Provided information:
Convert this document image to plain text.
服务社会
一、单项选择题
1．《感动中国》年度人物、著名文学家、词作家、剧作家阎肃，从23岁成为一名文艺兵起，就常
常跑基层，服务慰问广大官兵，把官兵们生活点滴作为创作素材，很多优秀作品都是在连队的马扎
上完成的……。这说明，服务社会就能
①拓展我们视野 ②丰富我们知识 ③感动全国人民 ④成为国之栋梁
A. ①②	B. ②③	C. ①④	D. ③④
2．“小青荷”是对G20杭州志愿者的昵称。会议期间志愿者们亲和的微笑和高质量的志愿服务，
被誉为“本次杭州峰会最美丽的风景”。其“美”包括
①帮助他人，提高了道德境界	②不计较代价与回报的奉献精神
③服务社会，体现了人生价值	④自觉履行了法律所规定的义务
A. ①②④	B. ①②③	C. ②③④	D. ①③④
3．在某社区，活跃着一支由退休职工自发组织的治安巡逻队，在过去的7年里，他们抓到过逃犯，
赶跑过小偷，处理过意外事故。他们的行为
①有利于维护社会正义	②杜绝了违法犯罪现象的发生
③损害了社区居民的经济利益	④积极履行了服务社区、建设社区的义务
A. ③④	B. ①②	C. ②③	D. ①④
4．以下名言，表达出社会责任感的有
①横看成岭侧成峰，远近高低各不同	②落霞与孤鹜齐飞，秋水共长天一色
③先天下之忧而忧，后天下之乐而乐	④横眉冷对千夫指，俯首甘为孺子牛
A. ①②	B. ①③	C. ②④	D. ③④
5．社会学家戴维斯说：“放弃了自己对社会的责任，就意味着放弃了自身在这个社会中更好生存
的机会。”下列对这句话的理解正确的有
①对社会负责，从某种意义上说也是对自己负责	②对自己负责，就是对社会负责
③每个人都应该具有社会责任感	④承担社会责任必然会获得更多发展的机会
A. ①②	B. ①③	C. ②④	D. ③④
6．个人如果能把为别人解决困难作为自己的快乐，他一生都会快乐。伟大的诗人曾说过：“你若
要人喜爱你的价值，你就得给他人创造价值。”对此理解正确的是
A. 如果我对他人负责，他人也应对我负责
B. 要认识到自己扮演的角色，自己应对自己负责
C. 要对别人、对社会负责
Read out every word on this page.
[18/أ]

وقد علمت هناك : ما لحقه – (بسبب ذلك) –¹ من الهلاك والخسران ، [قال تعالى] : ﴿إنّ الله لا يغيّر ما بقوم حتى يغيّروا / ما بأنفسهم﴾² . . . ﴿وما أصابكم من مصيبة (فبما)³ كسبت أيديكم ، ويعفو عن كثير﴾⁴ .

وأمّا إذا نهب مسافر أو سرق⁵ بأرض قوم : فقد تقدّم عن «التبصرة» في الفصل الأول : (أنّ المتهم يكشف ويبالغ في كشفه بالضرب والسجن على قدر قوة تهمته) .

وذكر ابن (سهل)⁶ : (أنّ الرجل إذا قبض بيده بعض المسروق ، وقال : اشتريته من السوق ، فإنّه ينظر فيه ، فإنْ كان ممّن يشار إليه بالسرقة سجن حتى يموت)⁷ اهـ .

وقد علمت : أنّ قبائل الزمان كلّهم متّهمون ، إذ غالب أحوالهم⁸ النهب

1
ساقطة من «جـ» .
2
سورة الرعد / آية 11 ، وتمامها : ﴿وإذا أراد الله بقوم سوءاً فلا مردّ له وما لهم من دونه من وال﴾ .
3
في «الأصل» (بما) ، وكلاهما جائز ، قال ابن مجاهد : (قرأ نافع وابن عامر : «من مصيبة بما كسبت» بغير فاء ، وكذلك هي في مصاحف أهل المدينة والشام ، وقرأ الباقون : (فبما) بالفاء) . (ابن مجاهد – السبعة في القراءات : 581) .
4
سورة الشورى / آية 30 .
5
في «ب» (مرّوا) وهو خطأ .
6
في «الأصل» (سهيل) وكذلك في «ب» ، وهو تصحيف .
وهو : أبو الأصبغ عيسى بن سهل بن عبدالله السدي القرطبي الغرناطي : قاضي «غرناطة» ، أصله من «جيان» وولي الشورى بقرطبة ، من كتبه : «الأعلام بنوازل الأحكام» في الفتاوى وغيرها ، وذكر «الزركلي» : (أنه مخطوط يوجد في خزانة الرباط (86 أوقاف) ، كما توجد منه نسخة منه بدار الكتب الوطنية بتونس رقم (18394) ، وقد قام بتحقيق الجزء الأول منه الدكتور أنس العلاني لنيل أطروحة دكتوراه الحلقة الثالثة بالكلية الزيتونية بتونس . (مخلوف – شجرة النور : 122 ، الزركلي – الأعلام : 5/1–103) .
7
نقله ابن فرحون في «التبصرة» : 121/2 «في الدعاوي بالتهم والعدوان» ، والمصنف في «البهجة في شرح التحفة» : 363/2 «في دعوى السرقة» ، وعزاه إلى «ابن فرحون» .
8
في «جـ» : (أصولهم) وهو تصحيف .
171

Direction:
Can you give every line above again, exactly as written?

Exercise output:
Convert this document image to plain text.
服务社会
一、单项选择题
1．《感动中国》年度人物、著名文学家、词作家、剧作家阎肃，从23岁成为一名文艺兵起，就常
常跑基层，服务慰问广大官兵，把官兵们生活点滴作为创作素材，很多优秀作品都是在连队的马扎
上完成的……。这说明，服务社会就能
①拓展我们视野 ②丰富我们知识 ③感动全国人民 ④成为国之栋梁
A. ①②	B. ②③	C. ①④	D. ③④
2．“小青荷”是对G20杭州志愿者的昵称。会议期间志愿者们亲和的微笑和高质量的志愿服务，
被誉为“本次杭州峰会最美丽的风景”。其“美”包括
①帮助他人，提高了道德境界	②不计较代价与回报的奉献精神
③服务社会，体现了人生价值	④自觉履行了法律所规定的义务
A. ①②④	B. ①②③	C. ②③④	D. ①③④
3．在某社区，活跃着一支由退休职工自发组织的治安巡逻队，在过去的7年里，他们抓到过逃犯，
赶跑过小偷，处理过意外事故。他们的行为
①有利于维护社会正义	②杜绝了违法犯罪现象的发生
③损害了社区居民的经济利益	④积极履行了服务社区、建设社区的义务
A. ③④	B. ①②	C. ②③	D. ①④
4．以下名言，表达出社会责任感的有
①横看成岭侧成峰，远近高低各不同	②落霞与孤鹜齐飞，秋水共长天一色
③先天下之忧而忧，后天下之乐而乐	④横眉冷对千夫指，俯首甘为孺子牛
A. ①②	B. ①③	C. ②④	D. ③④
5．社会学家戴维斯说：“放弃了自己对社会的责任，就意味着放弃了自身在这个社会中更好生存
的机会。”下列对这句话的理解正确的有
①对社会负责，从某种意义上说也是对自己负责	②对自己负责，就是对社会负责
③每个人都应该具有社会责任感	④承担社会责任必然会获得更多发展的机会
A. ①②	B. ①③	C. ②④	D. ③④
6．个人如果能把为别人解决困难作为自己的快乐，他一生都会快乐。伟大的诗人曾说过：“你若
要人喜爱你的价值，你就得给他人创造价值。”对此理解正确的是
A. 如果我对他人负责，他人也应对我负责
B. 要认识到自己扮演的角色，自己应对自己负责
C. 要对别人、对社会负责
Read out every word on this page.
[18/أ]

وقد علمت هناك : ما لحقه – (بسبب ذلك) –¹ من الهلاك والخسران ، [قال تعالى] : ﴿إنّ الله لا يغيّر ما بقوم حتى يغيّروا / ما بأنفسهم﴾² . . . ﴿وما أصابكم من مصيبة (فبما)³ كسبت أيديكم ، ويعفو عن كثير﴾⁴ .

وأمّا إذا نهب مسافر أو سرق⁵ بأرض قوم : فقد تقدّم عن «التبصرة» في الفصل الأول : (أنّ المتهم يكشف ويبالغ في كشفه بالضرب والسجن على قدر قوة تهمته) .

وذكر ابن (سهل)⁶ : (أنّ الرجل إذا قبض بيده بعض المسروق ، وقال : اشتريته من السوق ، فإنّه ينظر فيه ، فإنْ كان ممّن يشار إليه بالسرقة سجن حتى يموت)⁷ اهـ .

وقد علمت : أنّ قبائل الزمان كلّهم متّهمون ، إذ غالب أحوالهم⁸ النهب

1
ساقطة من «جـ» .
2
سورة الرعد / آية 11 ، وتمامها : ﴿وإذا أراد الله بقوم سوءاً فلا مردّ له وما لهم من دونه من وال﴾ .
3
في «الأصل» (بما) ، وكلاهما جائز ، قال ابن مجاهد : (قرأ نافع وابن عامر : «من مصيبة بما كسبت» بغير فاء ، وكذلك هي في مصاحف أهل المدينة والشام ، وقرأ الباقون : (فبما) بالفاء) . (ابن مجاهد – السبعة في القراءات : 581) .
4
سورة الشورى / آية 30 .
5
في «ب» (مرّوا) وهو خطأ .
6
في «الأصل» (سهيل) وكذلك في «ب» ، وهو تصحيف .
وهو : أبو الأصبغ عيسى بن سهل بن عبدالله السدي القرطبي الغرناطي : قاضي «غرناطة» ، أصله من «جيان» وولي الشورى بقرطبة ، من كتبه : «الأعلام بنوازل الأحكام» في الفتاوى وغيرها ، وذكر «الزركلي» : (أنه مخطوط يوجد في خزانة الرباط (86 أوقاف) ، كما توجد منه نسخة منه بدار الكتب الوطنية بتونس رقم (18394) ، وقد قام بتحقيق الجزء الأول منه الدكتور أنس العلاني لنيل أطروحة دكتوراه الحلقة الثالثة بالكلية الزيتونية بتونس . (مخلوف – شجرة النور : 122 ، الزركلي – الأعلام : 5/1–103) .
7
نقله ابن فرحون في «التبصرة» : 121/2 «في الدعاوي بالتهم والعدوان» ، والمصنف في «البهجة في شرح التحفة» : 363/2 «في دعوى السرقة» ، وعزاه إلى «ابن فرحون» .
8
في «جـ» : (أصولهم) وهو تصحيف .
171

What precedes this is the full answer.